- [TASK MATERIAL]:
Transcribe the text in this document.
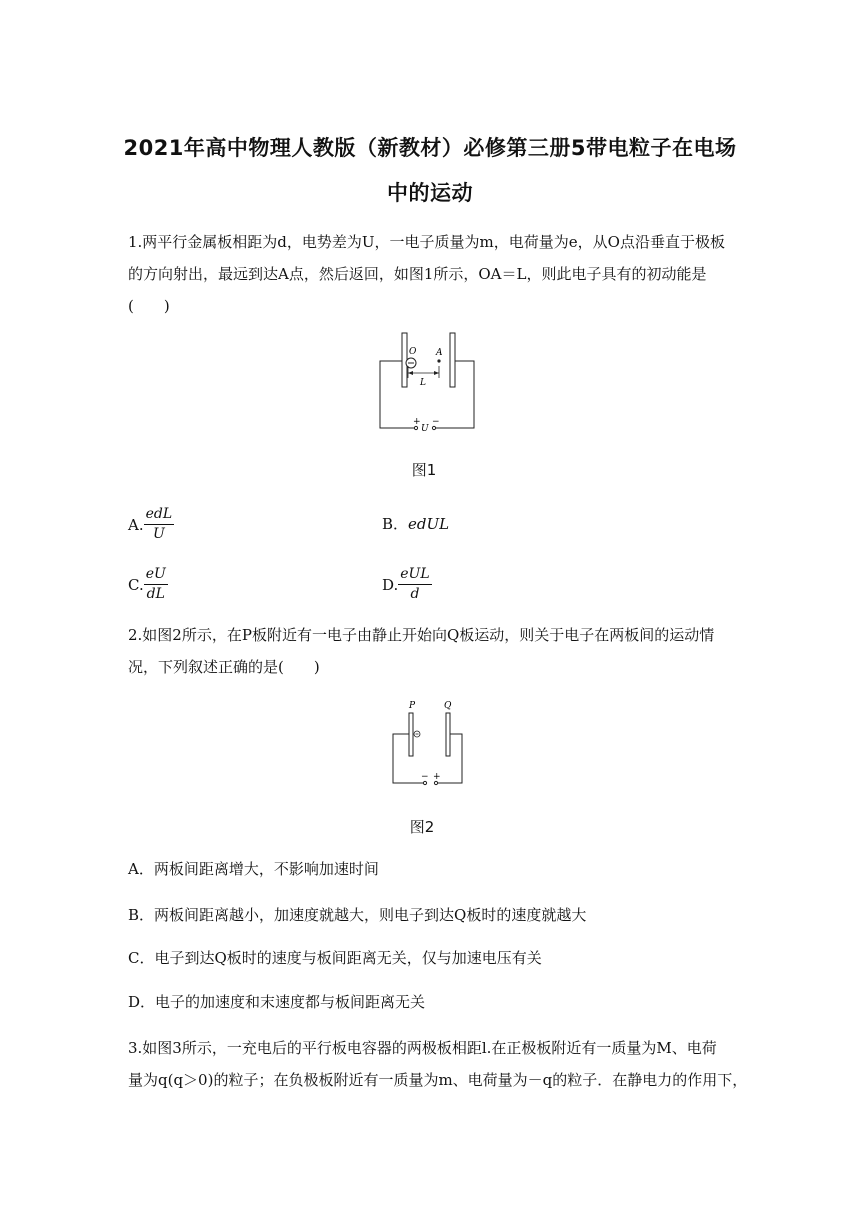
2021年高中物理人教版（新教材）必修第三册5带电粒子在电场
中的运动
1.两平行金属板相距为d，电势差为U，一电子质量为m，电荷量为e，从O点沿垂直于极板
的方向射出，最远到达A点，然后返回，如图1所示，OA＝L，则此电子具有的初动能是
(　　)
+
U
−
O A
L
图1
A. $\frac{\text{edL}}{U}$	B．edUL
C. $\frac{eU}{dL}$	D. $\frac{\text{eUL}}{d}$
2.如图2所示，在P板附近有一电子由静止开始向Q板运动，则关于电子在两板间的运动情
况，下列叙述正确的是(　　)
P	Q
− +
图2
A．两板间距离增大，不影响加速时间
B．两板间距离越小，加速度就越大，则电子到达Q板时的速度就越大
C．电子到达Q板时的速度与板间距离无关，仅与加速电压有关
D．电子的加速度和末速度都与板间距离无关
3.如图3所示，一充电后的平行板电容器的两极板相距l.在正极板附近有一质量为M、电荷
量为q(q＞0)的粒子；在负极板附近有一质量为m、电荷量为－q的粒子．在静电力的作用下，
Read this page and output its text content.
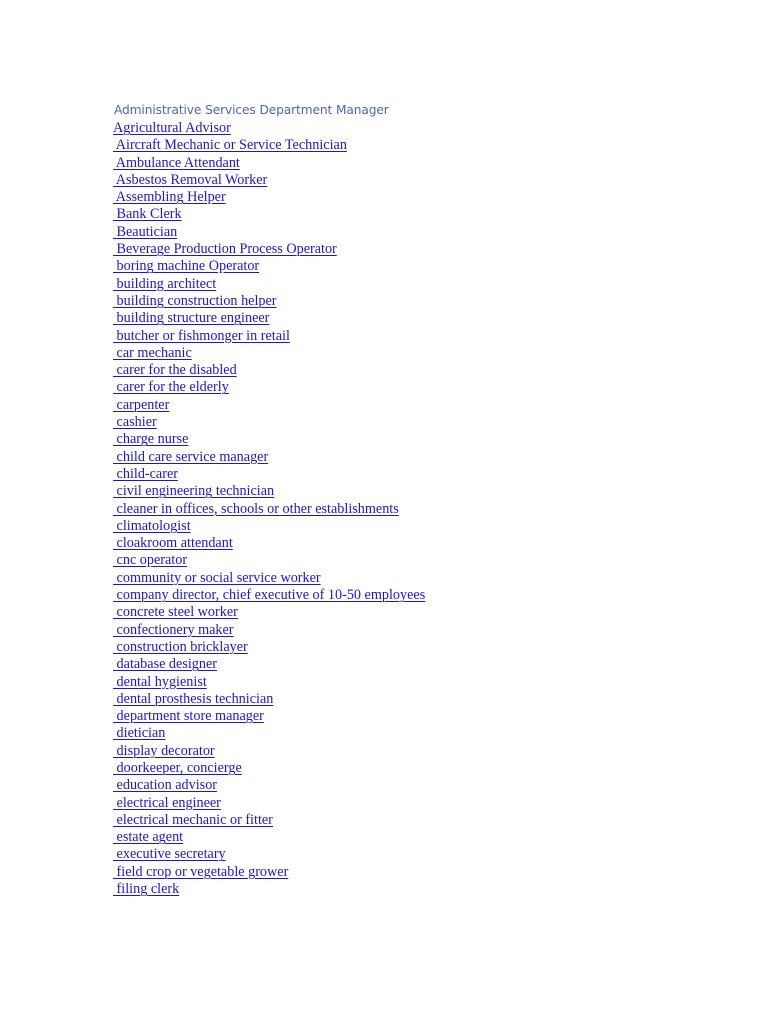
Administrative Services Department Manager
Agricultural Advisor
Aircraft Mechanic or Service Technician
Ambulance Attendant
Asbestos Removal Worker
Assembling Helper
Bank Clerk
Beautician
Beverage Production Process Operator
boring machine Operator
building architect
building construction helper
building structure engineer
butcher or fishmonger in retail
car mechanic
carer for the disabled
carer for the elderly
carpenter
cashier
charge nurse
child care service manager
child-carer
civil engineering technician
cleaner in offices, schools or other establishments
climatologist
cloakroom attendant
cnc operator
community or social service worker
company director, chief executive of 10-50 employees
concrete steel worker
confectionery maker
construction bricklayer
database designer
dental hygienist
dental prosthesis technician
department store manager
dietician
display decorator
doorkeeper, concierge
education advisor
electrical engineer
electrical mechanic or fitter
estate agent
executive secretary
field crop or vegetable grower
filing clerk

- [PROBLEM REQUIREMENTS]: Extract each line holding the word "building" from the records.

- [RESPONSE TO THIS EXERCISE]:
building architect
building construction helper
building structure engineer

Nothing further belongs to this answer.